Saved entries
Start of Block

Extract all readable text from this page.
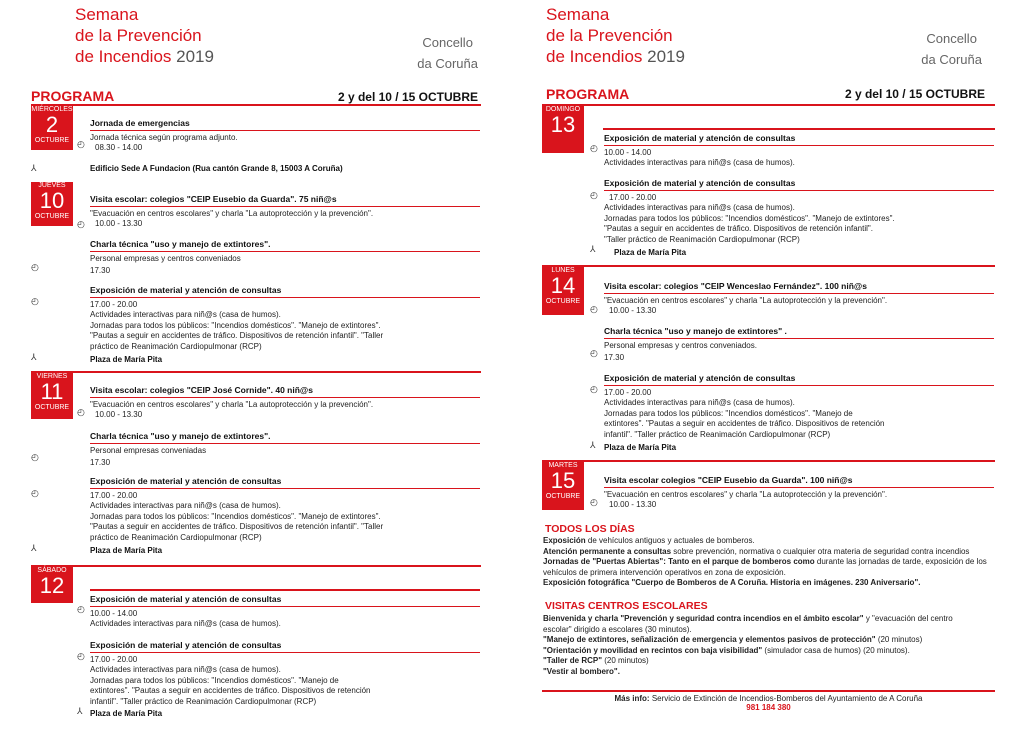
Semana
de la Prevención
de Incendios 2019
Concello
da Coruña
PROGRAMA	2 y del 10 / 15 OCTUBRE
MIÉRCOLES
2
OCTUBRE
Jornada de emergencias
Jornada técnica según programa adjunto.
08.30 - 14.00
◴
⅄	Edificio Sede A Fundacion (Rua cantón Grande 8, 15003 A Coruña)
JUEVES
10
OCTUBRE
Visita escolar: colegios "CEIP Eusebio da Guarda". 75 niñ@s
"Evacuación en centros escolares" y charla "La autoprotección y la prevención".
10.00 - 13.30
◴
Charla técnica "uso y manejo de extintores".
Personal empresas y centros conveniados
17.30
◴
Exposición de material y atención de consultas
17.00 - 20.00
Actividades interactivas para niñ@s (casa de humos).
Jornadas para todos los públicos: "Incendios domésticos". "Manejo de extintores".
"Pautas a seguir en accidentes de tráfico. Dispositivos de retención infantil". "Taller
práctico de Reanimación Cardiopulmonar (RCP)
◴
⅄	Plaza de María Pita
VIERNES
11
OCTUBRE
Visita escolar: colegios "CEIP José Cornide". 40 niñ@s
"Evacuación en centros escolares" y charla "La autoprotección y la prevención".
10.00 - 13.30
◴
Charla técnica "uso y manejo de extintores".
Personal empresas conveniadas
17.30
◴
Exposición de material y atención de consultas
17.00 - 20.00
Actividades interactivas para niñ@s (casa de humos).
Jornadas para todos los públicos: "Incendios domésticos". "Manejo de extintores".
"Pautas a seguir en accidentes de tráfico. Dispositivos de retención infantil". "Taller
práctico de Reanimación Cardiopulmonar (RCP)
◴
⅄	Plaza de María Pita
SÁBADO
12
Exposición de material y atención de consultas
10.00 - 14.00
Actividades interactivas para niñ@s (casa de humos).
◴
Exposición de material y atención de consultas
17.00 - 20.00
Actividades interactivas para niñ@s (casa de humos).
Jornadas para todos los públicos: "Incendios domésticos". "Manejo de
extintores". "Pautas a seguir en accidentes de tráfico. Dispositivos de retención
infantil". "Taller práctico de Reanimación Cardiopulmonar (RCP)
◴
⅄ Plaza de María Pita
Semana
de la Prevención
de Incendios 2019
Concello
da Coruña
PROGRAMA	2 y del 10 / 15 OCTUBRE
DOMINGO
13
Exposición de material y atención de consultas
10.00 - 14.00
Actividades interactivas para niñ@s (casa de humos).
◴
Exposición de material y atención de consultas
17.00 - 20.00
Actividades interactivas para niñ@s (casa de humos).
Jornadas para todos los públicos: "Incendios domésticos". "Manejo de extintores".
"Pautas a seguir en accidentes de tráfico. Dispositivos de retención infantil".
"Taller práctico de Reanimación Cardiopulmonar (RCP)
◴
⅄ Plaza de María Pita
LUNES
14
OCTUBRE
Visita escolar: colegios "CEIP Wenceslao Fernández". 100 niñ@s
"Evacuación en centros escolares" y charla "La autoprotección y la prevención".
10.00 - 13.30
◴
Charla técnica "uso y manejo de extintores" .
Personal empresas y centros conveniados.
17.30
◴
Exposición de material y atención de consultas
17.00 - 20.00
Actividades interactivas para niñ@s (casa de humos).
Jornadas para todos los públicos: "Incendios domésticos". "Manejo de
extintores". "Pautas a seguir en accidentes de tráfico. Dispositivos de retención
infantil". "Taller práctico de Reanimación Cardiopulmonar (RCP)
◴
⅄ Plaza de María Pita
MARTES
15
OCTUBRE
Visita escolar colegios "CEIP Eusebio da Guarda". 100 niñ@s
"Evacuación en centros escolares" y charla "La autoprotección y la prevención".
10.00 - 13.30
◴
TODOS LOS DÍAS
Exposición de vehículos antiguos y actuales de bomberos.
Atención permanente a consultas sobre prevención, normativa o cualquier otra materia de seguridad contra incendios
Jornadas de "Puertas Abiertas": Tanto en el parque de bomberos como durante las jornadas de tarde, exposición de los
vehículos de primera intervención operativos en zona de exposición.
Exposición fotográfica "Cuerpo de Bomberos de A Coruña. Historia en imágenes. 230 Aniversario".
VISITAS CENTROS ESCOLARES
Bienvenida y charla "Prevención y seguridad contra incendios en el ámbito escolar" y "evacuación del centro
escolar" dirigido a escolares (30 minutos).
"Manejo de extintores, señalización de emergencia y elementos pasivos de protección" (20 minutos)
"Orientación y movilidad en recintos con baja visibilidad" (simulador casa de humos) (20 minutos).
"Taller de RCP" (20 minutos)
"Vestir al bombero".
Más info: Servicio de Extinción de Incendios-Bomberos del Ayuntamiento de A Coruña
981 184 380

End of Block

WHAT IS REQUIRED: Quote the entries above word for word. Leave the images out.

RESPONSE TO THIS TASK:
Extract all readable text from this page.
Semana
de la Prevención
de Incendios 2019
Concello
da Coruña
PROGRAMA	2 y del 10 / 15 OCTUBRE
MIÉRCOLES
2
OCTUBRE
Jornada de emergencias
Jornada técnica según programa adjunto.
08.30 - 14.00
◴
⅄	Edificio Sede A Fundacion (Rua cantón Grande 8, 15003 A Coruña)
JUEVES
10
OCTUBRE
Visita escolar: colegios "CEIP Eusebio da Guarda". 75 niñ@s
"Evacuación en centros escolares" y charla "La autoprotección y la prevención".
10.00 - 13.30
◴
Charla técnica "uso y manejo de extintores".
Personal empresas y centros conveniados
17.30
◴
Exposición de material y atención de consultas
17.00 - 20.00
Actividades interactivas para niñ@s (casa de humos).
Jornadas para todos los públicos: "Incendios domésticos". "Manejo de extintores".
"Pautas a seguir en accidentes de tráfico. Dispositivos de retención infantil". "Taller
práctico de Reanimación Cardiopulmonar (RCP)
◴
⅄	Plaza de María Pita
VIERNES
11
OCTUBRE
Visita escolar: colegios "CEIP José Cornide". 40 niñ@s
"Evacuación en centros escolares" y charla "La autoprotección y la prevención".
10.00 - 13.30
◴
Charla técnica "uso y manejo de extintores".
Personal empresas conveniadas
17.30
◴
Exposición de material y atención de consultas
17.00 - 20.00
Actividades interactivas para niñ@s (casa de humos).
Jornadas para todos los públicos: "Incendios domésticos". "Manejo de extintores".
"Pautas a seguir en accidentes de tráfico. Dispositivos de retención infantil". "Taller
práctico de Reanimación Cardiopulmonar (RCP)
◴
⅄	Plaza de María Pita
SÁBADO
12
Exposición de material y atención de consultas
10.00 - 14.00
Actividades interactivas para niñ@s (casa de humos).
◴
Exposición de material y atención de consultas
17.00 - 20.00
Actividades interactivas para niñ@s (casa de humos).
Jornadas para todos los públicos: "Incendios domésticos". "Manejo de
extintores". "Pautas a seguir en accidentes de tráfico. Dispositivos de retención
infantil". "Taller práctico de Reanimación Cardiopulmonar (RCP)
◴
⅄ Plaza de María Pita
Semana
de la Prevención
de Incendios 2019
Concello
da Coruña
PROGRAMA	2 y del 10 / 15 OCTUBRE
DOMINGO
13
Exposición de material y atención de consultas
10.00 - 14.00
Actividades interactivas para niñ@s (casa de humos).
◴
Exposición de material y atención de consultas
17.00 - 20.00
Actividades interactivas para niñ@s (casa de humos).
Jornadas para todos los públicos: "Incendios domésticos". "Manejo de extintores".
"Pautas a seguir en accidentes de tráfico. Dispositivos de retención infantil".
"Taller práctico de Reanimación Cardiopulmonar (RCP)
◴
⅄ Plaza de María Pita
LUNES
14
OCTUBRE
Visita escolar: colegios "CEIP Wenceslao Fernández". 100 niñ@s
"Evacuación en centros escolares" y charla "La autoprotección y la prevención".
10.00 - 13.30
◴
Charla técnica "uso y manejo de extintores" .
Personal empresas y centros conveniados.
17.30
◴
Exposición de material y atención de consultas
17.00 - 20.00
Actividades interactivas para niñ@s (casa de humos).
Jornadas para todos los públicos: "Incendios domésticos". "Manejo de
extintores". "Pautas a seguir en accidentes de tráfico. Dispositivos de retención
infantil". "Taller práctico de Reanimación Cardiopulmonar (RCP)
◴
⅄ Plaza de María Pita
MARTES
15
OCTUBRE
Visita escolar colegios "CEIP Eusebio da Guarda". 100 niñ@s
"Evacuación en centros escolares" y charla "La autoprotección y la prevención".
10.00 - 13.30
◴
TODOS LOS DÍAS
Exposición de vehículos antiguos y actuales de bomberos.
Atención permanente a consultas sobre prevención, normativa o cualquier otra materia de seguridad contra incendios
Jornadas de "Puertas Abiertas": Tanto en el parque de bomberos como durante las jornadas de tarde, exposición de los
vehículos de primera intervención operativos en zona de exposición.
Exposición fotográfica "Cuerpo de Bomberos de A Coruña. Historia en imágenes. 230 Aniversario".
VISITAS CENTROS ESCOLARES
Bienvenida y charla "Prevención y seguridad contra incendios en el ámbito escolar" y "evacuación del centro
escolar" dirigido a escolares (30 minutos).
"Manejo de extintores, señalización de emergencia y elementos pasivos de protección" (20 minutos)
"Orientación y movilidad en recintos con baja visibilidad" (simulador casa de humos) (20 minutos).
"Taller de RCP" (20 minutos)
"Vestir al bombero".
Más info: Servicio de Extinción de Incendios-Bomberos del Ayuntamiento de A Coruña
981 184 380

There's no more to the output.